THE REQUEST
Give only the number of lines in the data that include the string "atlantic".

start

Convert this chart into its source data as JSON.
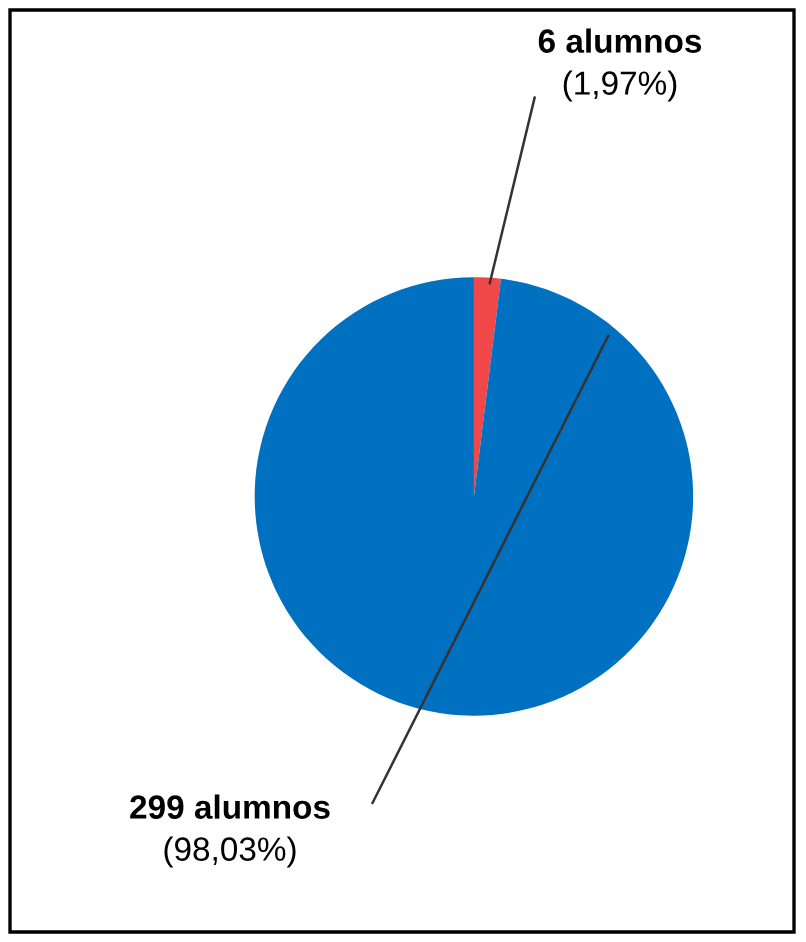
{
  "chart_data": {
    "type": "pie",
    "categories": [
      null,
      null
    ],
    "values": [
      6,
      299
    ],
    "colors": [
      "#f04848",
      "#0070c0"
    ],
    "value_labels": [
      "6 alumnos\n(1,97%)",
      "299 alumnos\n(98,03%)"
    ],
    "legend": false
  }
}
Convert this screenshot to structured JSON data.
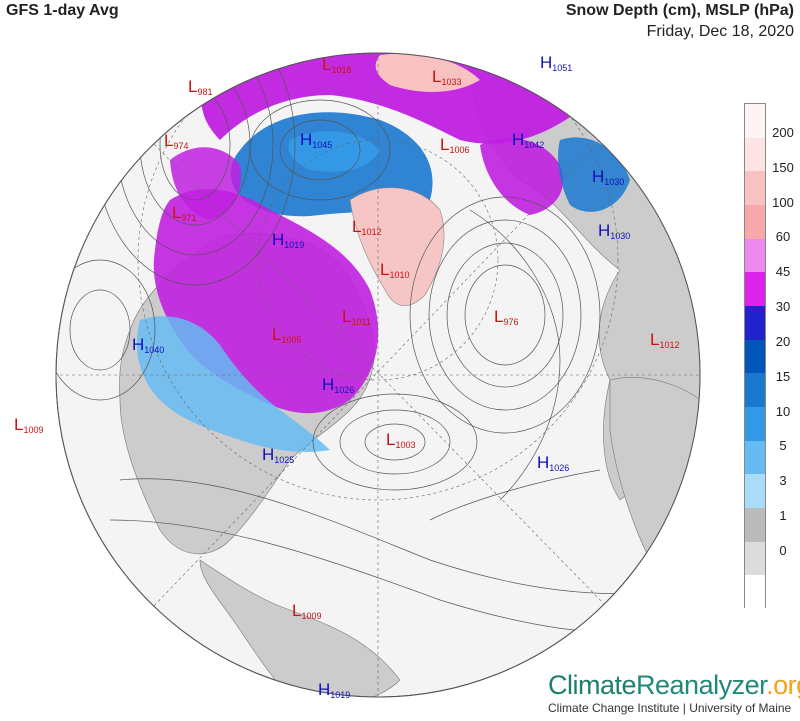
{
  "title_left": "GFS 1-day Avg",
  "title_right": "Snow Depth (cm), MSLP (hPa)",
  "date": "Friday, Dec 18, 2020",
  "legend": {
    "labels": [
      "200",
      "150",
      "100",
      "60",
      "45",
      "30",
      "20",
      "15",
      "10",
      "5",
      "3",
      "1",
      "0"
    ],
    "colors": [
      "#fff4f4",
      "#fde3e3",
      "#f9c2c2",
      "#f7a8a8",
      "#ee88ee",
      "#dd22ee",
      "#2222cc",
      "#0055bb",
      "#1a78d0",
      "#3399e6",
      "#66bbf2",
      "#aadcfa",
      "#bbbbbb",
      "#dcdcdc",
      "#ffffff"
    ],
    "colors_note": ""
  },
  "colors": {
    "ocean": "#f4f4f4",
    "land": "#cccccc",
    "greenland": "#f6c6c6",
    "snow_deep": "#c020e0",
    "snow_mid": "#1a78d0",
    "low_label": "#cc1111",
    "high_label": "#1111bb"
  },
  "pressure_centers": [
    {
      "type": "L",
      "value": "1018",
      "pos": "north-pole-top"
    },
    {
      "type": "L",
      "value": "1033",
      "pos": "siberia"
    },
    {
      "type": "H",
      "value": "1051",
      "pos": "north-russia"
    },
    {
      "type": "L",
      "value": "981",
      "pos": "bering"
    },
    {
      "type": "L",
      "value": "974",
      "pos": "aleutian"
    },
    {
      "type": "H",
      "value": "1045",
      "pos": "arctic-ocean"
    },
    {
      "type": "H",
      "value": "1042",
      "pos": "scandinavia"
    },
    {
      "type": "L",
      "value": "1006",
      "pos": "svalbard"
    },
    {
      "type": "H",
      "value": "1030",
      "pos": "east-europe"
    },
    {
      "type": "H",
      "value": "1030",
      "pos": "central-europe"
    },
    {
      "type": "L",
      "value": "971",
      "pos": "gulf-alaska"
    },
    {
      "type": "H",
      "value": "1019",
      "pos": "canada-west"
    },
    {
      "type": "L",
      "value": "1012",
      "pos": "greenland-west"
    },
    {
      "type": "L",
      "value": "1010",
      "pos": "greenland-south"
    },
    {
      "type": "L",
      "value": "976",
      "pos": "north-atlantic"
    },
    {
      "type": "L",
      "value": "1012",
      "pos": "north-africa"
    },
    {
      "type": "L",
      "value": "1011",
      "pos": "labrador"
    },
    {
      "type": "L",
      "value": "1005",
      "pos": "hudson"
    },
    {
      "type": "H",
      "value": "1040",
      "pos": "west-canada"
    },
    {
      "type": "H",
      "value": "1026",
      "pos": "great-lakes"
    },
    {
      "type": "H",
      "value": "1025",
      "pos": "east-us"
    },
    {
      "type": "L",
      "value": "1003",
      "pos": "atlantic-mid"
    },
    {
      "type": "H",
      "value": "1026",
      "pos": "azores"
    },
    {
      "type": "L",
      "value": "1009",
      "pos": "pacific"
    },
    {
      "type": "L",
      "value": "1009",
      "pos": "caribbean"
    },
    {
      "type": "H",
      "value": "1019",
      "pos": "south-america"
    }
  ],
  "brand": {
    "word1": "Climate",
    "word2": "Reanalyzer",
    "suffix": ".org",
    "sub": "Climate Change Institute | University of Maine"
  }
}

end

RESPONSE TO THE EXERCISE
2